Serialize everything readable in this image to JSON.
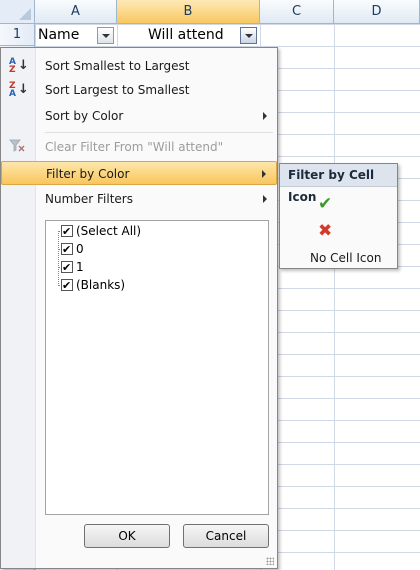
{
  "columns": [
    "A",
    "B",
    "C",
    "D"
  ],
  "row_numbers": [
    "1"
  ],
  "cells": {
    "a1": "Name",
    "b1": "Will attend"
  },
  "menu": {
    "sort_asc": "Sort Smallest to Largest",
    "sort_desc": "Sort Largest to Smallest",
    "sort_by_color": "Sort by Color",
    "clear_filter": "Clear Filter From \"Will attend\"",
    "filter_by_color": "Filter by Color",
    "number_filters": "Number Filters",
    "list_items": [
      "(Select All)",
      "0",
      "1",
      "(Blanks)"
    ],
    "ok": "OK",
    "cancel": "Cancel"
  },
  "submenu": {
    "header": "Filter by Cell Icon",
    "check_icon": "green-check-icon",
    "x_icon": "red-x-icon",
    "no_cell_icon": "No Cell Icon"
  },
  "colors": {
    "highlight": "#f9c65c",
    "header_blue": "#1e3c63",
    "check_green": "#3a9a2a",
    "x_red": "#d23a2a"
  }
}
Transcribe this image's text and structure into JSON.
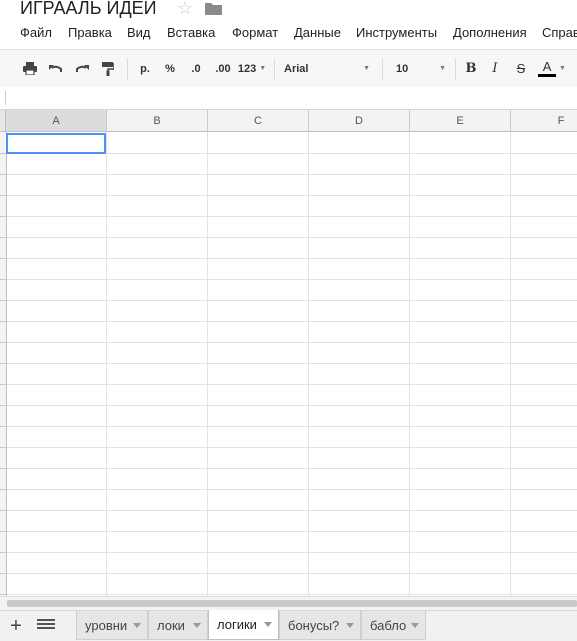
{
  "doc": {
    "title": "ИГРААЛЬ ИДЕИ",
    "star_icon": "star-icon",
    "folder_icon": "folder-icon"
  },
  "menu": [
    "Файл",
    "Правка",
    "Вид",
    "Вставка",
    "Формат",
    "Данные",
    "Инструменты",
    "Дополнения",
    "Справ"
  ],
  "toolbar": {
    "currency": "р.",
    "percent": "%",
    "dec_less": ".0",
    "dec_more": ".00",
    "number_format": "123",
    "font": "Arial",
    "font_size": "10",
    "bold": "B",
    "italic": "I",
    "strike": "S",
    "text_color": "A"
  },
  "grid": {
    "columns": [
      "A",
      "B",
      "C",
      "D",
      "E",
      "F"
    ],
    "selected_cell": "A1"
  },
  "sheets": {
    "tabs": [
      "уровни",
      "локи",
      "логики",
      "бонусы?",
      "бабло"
    ],
    "active": "логики"
  }
}
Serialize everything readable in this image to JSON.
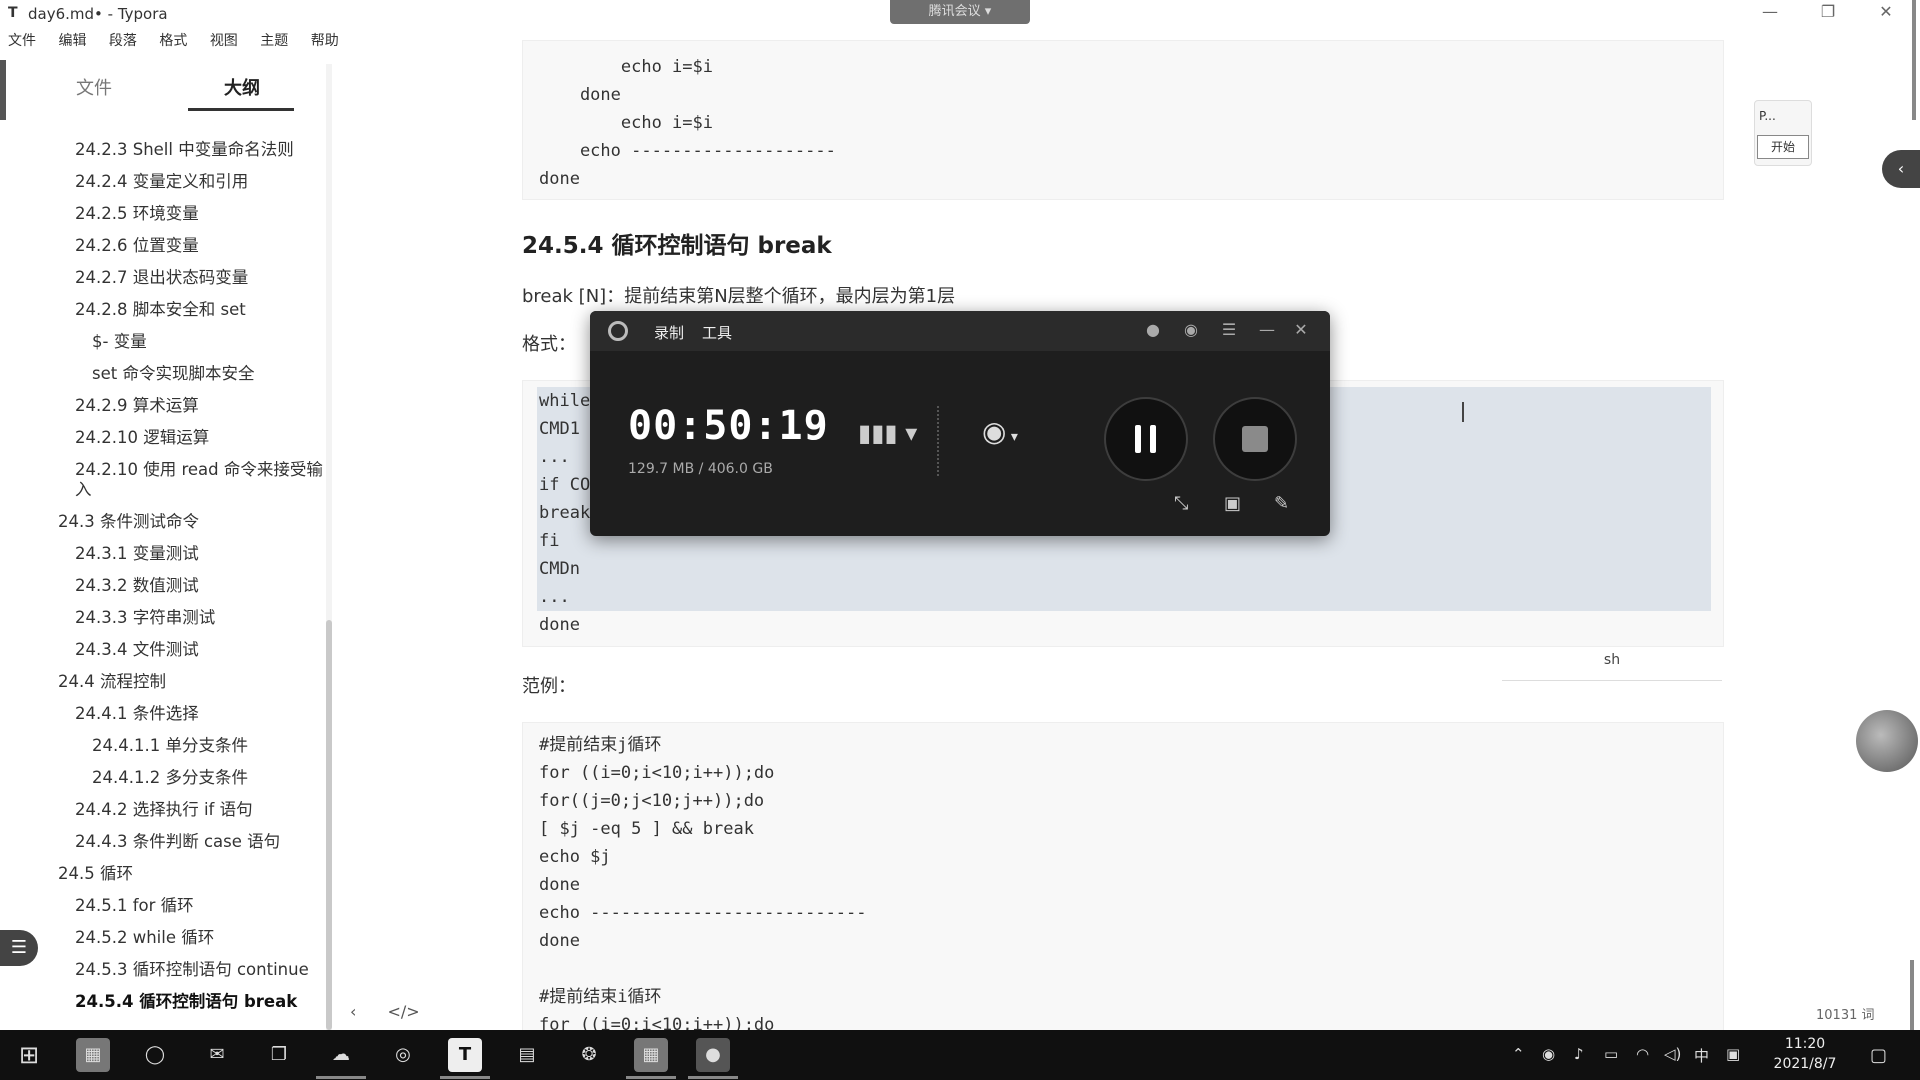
{
  "window": {
    "app_icon": "T",
    "title": "day6.md• - Typora",
    "meeting_tab": "腾讯会议"
  },
  "menu": [
    "文件",
    "编辑",
    "段落",
    "格式",
    "视图",
    "主题",
    "帮助"
  ],
  "sidebar": {
    "tabs": [
      "文件",
      "大纲"
    ],
    "outline": [
      {
        "text": "24.2.3 Shell 中变量命名法则",
        "level": 2
      },
      {
        "text": "24.2.4 变量定义和引用",
        "level": 2
      },
      {
        "text": "24.2.5 环境变量",
        "level": 2
      },
      {
        "text": "24.2.6 位置变量",
        "level": 2
      },
      {
        "text": "24.2.7 退出状态码变量",
        "level": 2
      },
      {
        "text": "24.2.8 脚本安全和 set",
        "level": 2
      },
      {
        "text": "$- 变量",
        "level": 3
      },
      {
        "text": "set 命令实现脚本安全",
        "level": 3
      },
      {
        "text": "24.2.9 算术运算",
        "level": 2
      },
      {
        "text": "24.2.10 逻辑运算",
        "level": 2
      },
      {
        "text": "24.2.10 使用 read 命令来接受输入",
        "level": 2
      },
      {
        "text": "24.3 条件测试命令",
        "level": 1
      },
      {
        "text": "24.3.1 变量测试",
        "level": 2
      },
      {
        "text": "24.3.2 数值测试",
        "level": 2
      },
      {
        "text": "24.3.3 字符串测试",
        "level": 2
      },
      {
        "text": "24.3.4 文件测试",
        "level": 2
      },
      {
        "text": "24.4 流程控制",
        "level": 1
      },
      {
        "text": "24.4.1 条件选择",
        "level": 2
      },
      {
        "text": "24.4.1.1 单分支条件",
        "level": 3
      },
      {
        "text": "24.4.1.2 多分支条件",
        "level": 3
      },
      {
        "text": "24.4.2 选择执行 if 语句",
        "level": 2
      },
      {
        "text": "24.4.3 条件判断 case 语句",
        "level": 2
      },
      {
        "text": "24.5 循环",
        "level": 1
      },
      {
        "text": "24.5.1 for 循环",
        "level": 2
      },
      {
        "text": "24.5.2 while 循环",
        "level": 2
      },
      {
        "text": "24.5.3 循环控制语句 continue",
        "level": 2
      },
      {
        "text": "24.5.4 循环控制语句 break",
        "level": 2,
        "active": true
      }
    ]
  },
  "content": {
    "top_code": [
      "        echo i=$i",
      "    done",
      "        echo i=$i",
      "    echo --------------------",
      "done"
    ],
    "heading": "24.5.4 循环控制语句 break",
    "desc": "break [N]：提前结束第N层整个循环，最内层为第1层",
    "format_label": "格式：",
    "format_code": [
      "while",
      "CMD1",
      "...",
      "if CO",
      "break",
      "fi",
      "CMDn",
      "...",
      "done"
    ],
    "code_lang": "sh",
    "example_label": "范例：",
    "example_code": [
      "#提前结束j循环",
      "for ((i=0;i<10;i++));do",
      "for((j=0;j<10;j++));do",
      "[ $j -eq 5 ] && break",
      "echo $j",
      "done",
      "echo ---------------------------",
      "done",
      "",
      "#提前结束i循环",
      "for ((i=0;i<10;i++));do"
    ]
  },
  "recorder": {
    "tabs": [
      "录制",
      "工具"
    ],
    "time": "00:50:19",
    "storage": "129.7 MB / 406.0 GB"
  },
  "widget": {
    "label": "P...",
    "start": "开始"
  },
  "status": {
    "word_count": "10131 词"
  },
  "taskbar": {
    "time": "11:20",
    "date": "2021/8/7",
    "ime": "中"
  }
}
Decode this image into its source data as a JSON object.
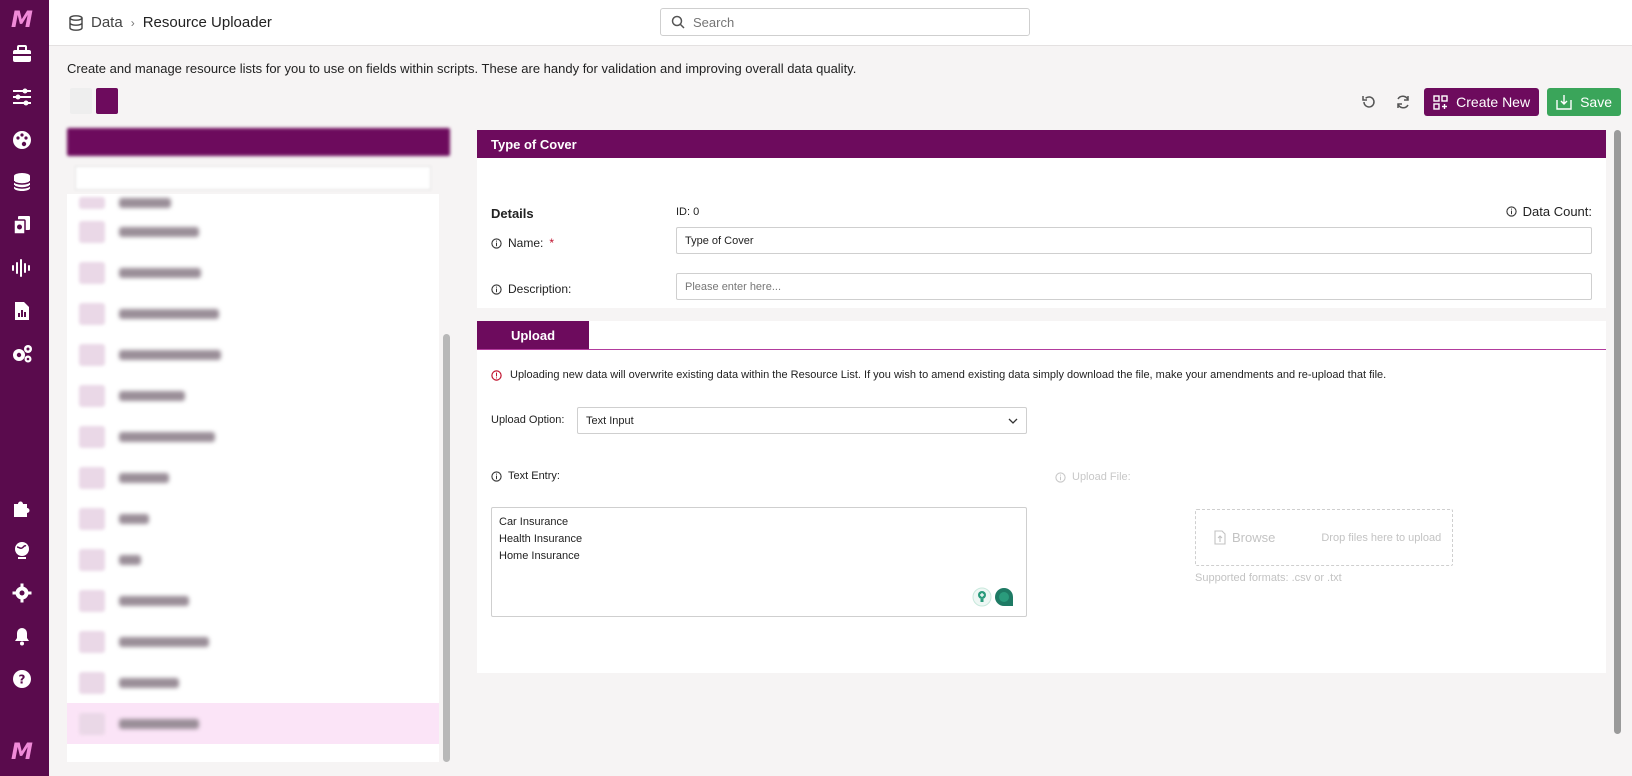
{
  "app": {
    "logo": "M"
  },
  "rail": {
    "icons": [
      "toolbox-icon",
      "sliders-icon",
      "palette-icon",
      "database-icon",
      "documents-icon",
      "audio-wave-icon",
      "report-icon",
      "cogs-icon",
      "puzzle-icon",
      "globe-icon",
      "settings-icon",
      "bell-icon",
      "help-icon"
    ]
  },
  "breadcrumb": {
    "root": "Data",
    "separator": "›",
    "current": "Resource Uploader"
  },
  "search": {
    "placeholder": "Search"
  },
  "intro": {
    "text": "Create and manage resource lists for you to use on fields within scripts. These are handy for validation and improving overall data quality."
  },
  "toolbar": {
    "create_label": "Create New",
    "save_label": "Save"
  },
  "colors": {
    "brand": "#6d0b5d",
    "rail": "#5a0b4d",
    "save": "#3aa55a",
    "selected_row": "#fbe4f7"
  },
  "details": {
    "header": "Type of Cover",
    "heading": "Details",
    "id_text": "ID: 0",
    "data_count_label": "Data Count:",
    "name_label": "Name:",
    "name_required": "*",
    "name_value": "Type of Cover",
    "description_label": "Description:",
    "description_placeholder": "Please enter here..."
  },
  "upload": {
    "tab_label": "Upload",
    "warning": "Uploading new data will overwrite existing data within the Resource List. If you wish to amend existing data simply download the file, make your amendments and re-upload that file.",
    "option_label": "Upload Option:",
    "option_value": "Text Input",
    "text_entry_label": "Text Entry:",
    "text_lines": [
      "Car Insurance",
      "Health Insurance",
      "Home Insurance"
    ],
    "upload_file_label": "Upload File:",
    "browse_label": "Browse",
    "drop_text": "Drop files here to upload",
    "formats": "Supported formats: .csv or .txt"
  }
}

# # # # #

--- WHAT TO WORK ON ---
Where a line of the entries contains the word "title", copy that line.

--- WRITTEN RESPONSE ---
    "title": "ИГРААЛЬ ИДЕИ",
    "title": "day6.md• - Typora",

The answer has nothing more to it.